## Task requirements:
Reproduce all of the entries below word for word, leaving out the picture.

▬▬▬

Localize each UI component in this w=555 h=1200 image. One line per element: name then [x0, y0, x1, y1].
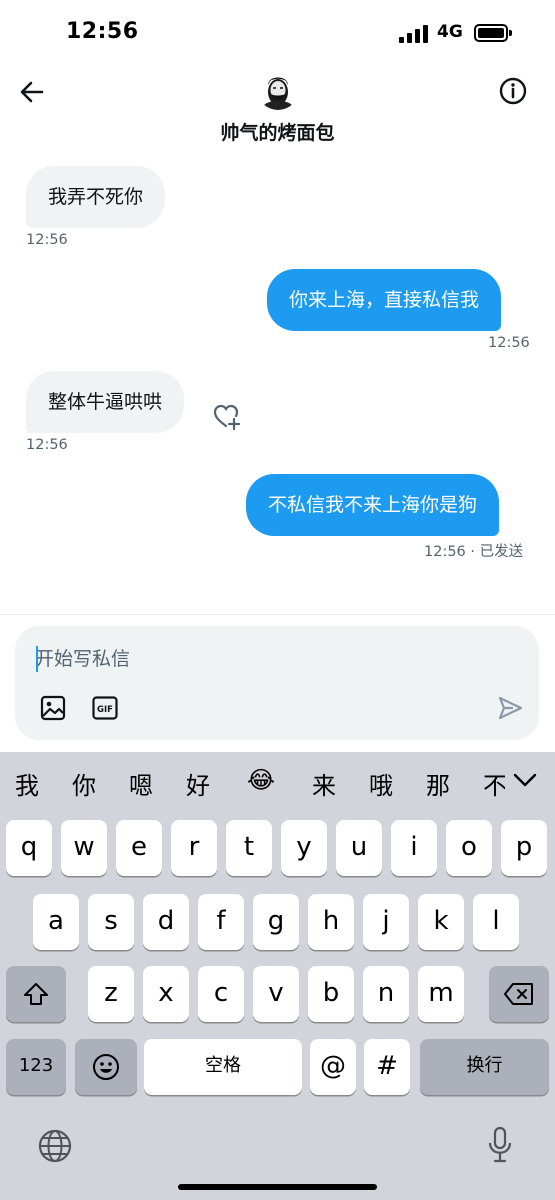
text-caret [36, 646, 38, 672]
candidate-bar: 我 你 嗯 好 😂 来 哦 那 不 [0, 752, 555, 812]
key-o[interactable]: o [446, 820, 492, 876]
key-k[interactable]: k [418, 894, 464, 950]
numbers-key[interactable]: 123 [6, 1039, 66, 1095]
key-n[interactable]: n [363, 966, 409, 1022]
key-s[interactable]: s [88, 894, 134, 950]
add-reaction-heart-icon[interactable] [211, 401, 241, 431]
key-a[interactable]: a [33, 894, 79, 950]
message-composer: 开始写私信 GIF [15, 626, 539, 740]
hash-key[interactable]: # [364, 1039, 410, 1095]
return-key[interactable]: 换行 [420, 1039, 549, 1095]
key-h[interactable]: h [308, 894, 354, 950]
key-g[interactable]: g [253, 894, 299, 950]
candidate-word[interactable]: 来 [312, 766, 336, 801]
candidate-word[interactable]: 好 [186, 766, 210, 801]
candidate-emoji[interactable]: 😂 [247, 766, 275, 794]
key-l[interactable]: l [473, 894, 519, 950]
key-m[interactable]: m [418, 966, 464, 1022]
ios-keyboard: 我 你 嗯 好 😂 来 哦 那 不 q w e r t y u i o p a … [0, 752, 555, 1200]
battery-icon [474, 24, 512, 42]
delete-key[interactable] [489, 966, 549, 1022]
emoji-key[interactable] [75, 1039, 137, 1095]
key-v[interactable]: v [253, 966, 299, 1022]
key-c[interactable]: c [198, 966, 244, 1022]
signal-icon [399, 25, 429, 43]
candidate-word[interactable]: 那 [426, 766, 450, 801]
send-icon[interactable] [496, 694, 524, 722]
composer-divider [0, 614, 555, 615]
key-r[interactable]: r [171, 820, 217, 876]
message-input[interactable]: 开始写私信 [35, 644, 475, 674]
at-key[interactable]: @ [310, 1039, 356, 1095]
key-y[interactable]: y [281, 820, 327, 876]
key-f[interactable]: f [198, 894, 244, 950]
message-bubble-incoming[interactable]: 整体牛逼哄哄 [26, 371, 185, 433]
key-b[interactable]: b [308, 966, 354, 1022]
candidate-word[interactable]: 嗯 [129, 766, 153, 801]
message-bubble-outgoing[interactable]: 你来上海，直接私信我 [267, 269, 502, 331]
candidate-word[interactable]: 我 [15, 766, 39, 801]
shift-key[interactable] [6, 966, 66, 1022]
gif-label: GIF [97, 705, 113, 715]
message-bubble-outgoing[interactable]: 不私信我不来上海你是狗 [246, 474, 500, 536]
key-x[interactable]: x [143, 966, 189, 1022]
status-bar: 12:56 4G [0, 0, 555, 62]
space-key[interactable]: 空格 [144, 1039, 302, 1095]
message-timestamp: 12:56 [26, 437, 68, 453]
candidate-word[interactable]: 哦 [369, 766, 393, 801]
key-z[interactable]: z [88, 966, 134, 1022]
key-e[interactable]: e [116, 820, 162, 876]
chevron-down-icon[interactable] [505, 762, 545, 802]
key-u[interactable]: u [336, 820, 382, 876]
gif-icon[interactable]: GIF [92, 696, 118, 720]
status-time: 12:56 [66, 19, 139, 44]
candidate-word[interactable]: 你 [72, 766, 96, 801]
conversation-header: 帅气的烤面包 [0, 62, 555, 157]
key-j[interactable]: j [363, 894, 409, 950]
image-icon[interactable] [39, 694, 67, 722]
message-timestamp: 12:56 [488, 335, 530, 351]
message-timestamp: 12:56 [26, 232, 68, 248]
network-label: 4G [437, 22, 463, 42]
key-q[interactable]: q [6, 820, 52, 876]
key-i[interactable]: i [391, 820, 437, 876]
key-t[interactable]: t [226, 820, 272, 876]
key-d[interactable]: d [143, 894, 189, 950]
message-timestamp-sent: 12:56 · 已发送 [424, 544, 524, 560]
contact-avatar[interactable] [257, 68, 299, 110]
key-p[interactable]: p [501, 820, 547, 876]
candidate-word[interactable]: 不 [483, 766, 507, 801]
globe-icon[interactable] [37, 1128, 73, 1164]
contact-name[interactable]: 帅气的烤面包 [0, 118, 555, 145]
home-indicator [178, 1184, 377, 1190]
dm-conversation-screen: 12:56 4G 我弄不死你 12:56 你来上海，直接私信我 12:56 整体… [0, 0, 555, 1200]
key-w[interactable]: w [61, 820, 107, 876]
microphone-icon[interactable] [487, 1126, 513, 1164]
back-arrow-icon[interactable] [14, 74, 50, 110]
info-icon[interactable] [496, 74, 530, 108]
message-bubble-incoming[interactable]: 我弄不死你 [26, 166, 166, 228]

▬▬▬

## Output for this task:
Localize each UI component in this w=555 h=1200 image. One line per element: name then [x0, y0, x1, y1].
text-caret [36, 646, 38, 672]
candidate-bar: 我 你 嗯 好 😂 来 哦 那 不 [0, 752, 555, 812]
key-o[interactable]: o [446, 820, 492, 876]
key-k[interactable]: k [418, 894, 464, 950]
numbers-key[interactable]: 123 [6, 1039, 66, 1095]
key-n[interactable]: n [363, 966, 409, 1022]
key-s[interactable]: s [88, 894, 134, 950]
add-reaction-heart-icon[interactable] [211, 401, 241, 431]
key-a[interactable]: a [33, 894, 79, 950]
message-composer: 开始写私信 GIF [15, 626, 539, 740]
hash-key[interactable]: # [364, 1039, 410, 1095]
return-key[interactable]: 换行 [420, 1039, 549, 1095]
key-h[interactable]: h [308, 894, 354, 950]
key-g[interactable]: g [253, 894, 299, 950]
candidate-word[interactable]: 来 [312, 766, 336, 801]
candidate-word[interactable]: 好 [186, 766, 210, 801]
candidate-emoji[interactable]: 😂 [247, 766, 275, 794]
key-l[interactable]: l [473, 894, 519, 950]
key-m[interactable]: m [418, 966, 464, 1022]
ios-keyboard: 我 你 嗯 好 😂 来 哦 那 不 q w e r t y u i o p a … [0, 752, 555, 1200]
battery-icon [474, 24, 512, 42]
delete-key[interactable] [489, 966, 549, 1022]
emoji-key[interactable] [75, 1039, 137, 1095]
key-v[interactable]: v [253, 966, 299, 1022]
key-c[interactable]: c [198, 966, 244, 1022]
signal-icon [399, 25, 429, 43]
candidate-word[interactable]: 那 [426, 766, 450, 801]
send-icon[interactable] [496, 694, 524, 722]
composer-divider [0, 614, 555, 615]
key-r[interactable]: r [171, 820, 217, 876]
message-input[interactable]: 开始写私信 [35, 644, 475, 674]
at-key[interactable]: @ [310, 1039, 356, 1095]
key-y[interactable]: y [281, 820, 327, 876]
key-f[interactable]: f [198, 894, 244, 950]
message-bubble-incoming[interactable]: 整体牛逼哄哄 [26, 371, 185, 433]
key-b[interactable]: b [308, 966, 354, 1022]
candidate-word[interactable]: 嗯 [129, 766, 153, 801]
message-bubble-outgoing[interactable]: 你来上海，直接私信我 [267, 269, 502, 331]
candidate-word[interactable]: 我 [15, 766, 39, 801]
shift-key[interactable] [6, 966, 66, 1022]
gif-label: GIF [97, 705, 113, 715]
message-bubble-outgoing[interactable]: 不私信我不来上海你是狗 [246, 474, 500, 536]
key-x[interactable]: x [143, 966, 189, 1022]
status-bar: 12:56 4G [0, 0, 555, 62]
space-key[interactable]: 空格 [144, 1039, 302, 1095]
message-timestamp: 12:56 [26, 437, 68, 453]
candidate-word[interactable]: 哦 [369, 766, 393, 801]
key-z[interactable]: z [88, 966, 134, 1022]
key-e[interactable]: e [116, 820, 162, 876]
chevron-down-icon[interactable] [505, 762, 545, 802]
key-u[interactable]: u [336, 820, 382, 876]
gif-icon[interactable]: GIF [92, 696, 118, 720]
status-time: 12:56 [66, 19, 139, 44]
candidate-word[interactable]: 你 [72, 766, 96, 801]
conversation-header: 帅气的烤面包 [0, 62, 555, 157]
key-j[interactable]: j [363, 894, 409, 950]
image-icon[interactable] [39, 694, 67, 722]
message-timestamp: 12:56 [488, 335, 530, 351]
message-timestamp: 12:56 [26, 232, 68, 248]
network-label: 4G [437, 22, 463, 42]
key-q[interactable]: q [6, 820, 52, 876]
key-i[interactable]: i [391, 820, 437, 876]
key-t[interactable]: t [226, 820, 272, 876]
key-d[interactable]: d [143, 894, 189, 950]
message-timestamp-sent: 12:56 · 已发送 [424, 544, 524, 560]
contact-avatar[interactable] [257, 68, 299, 110]
key-p[interactable]: p [501, 820, 547, 876]
candidate-word[interactable]: 不 [483, 766, 507, 801]
globe-icon[interactable] [37, 1128, 73, 1164]
contact-name[interactable]: 帅气的烤面包 [0, 118, 555, 145]
home-indicator [178, 1184, 377, 1190]
dm-conversation-screen: 12:56 4G 我弄不死你 12:56 你来上海，直接私信我 12:56 整体… [0, 0, 555, 1200]
key-w[interactable]: w [61, 820, 107, 876]
microphone-icon[interactable] [487, 1126, 513, 1164]
back-arrow-icon[interactable] [14, 74, 50, 110]
info-icon[interactable] [496, 74, 530, 108]
message-bubble-incoming[interactable]: 我弄不死你 [26, 166, 166, 228]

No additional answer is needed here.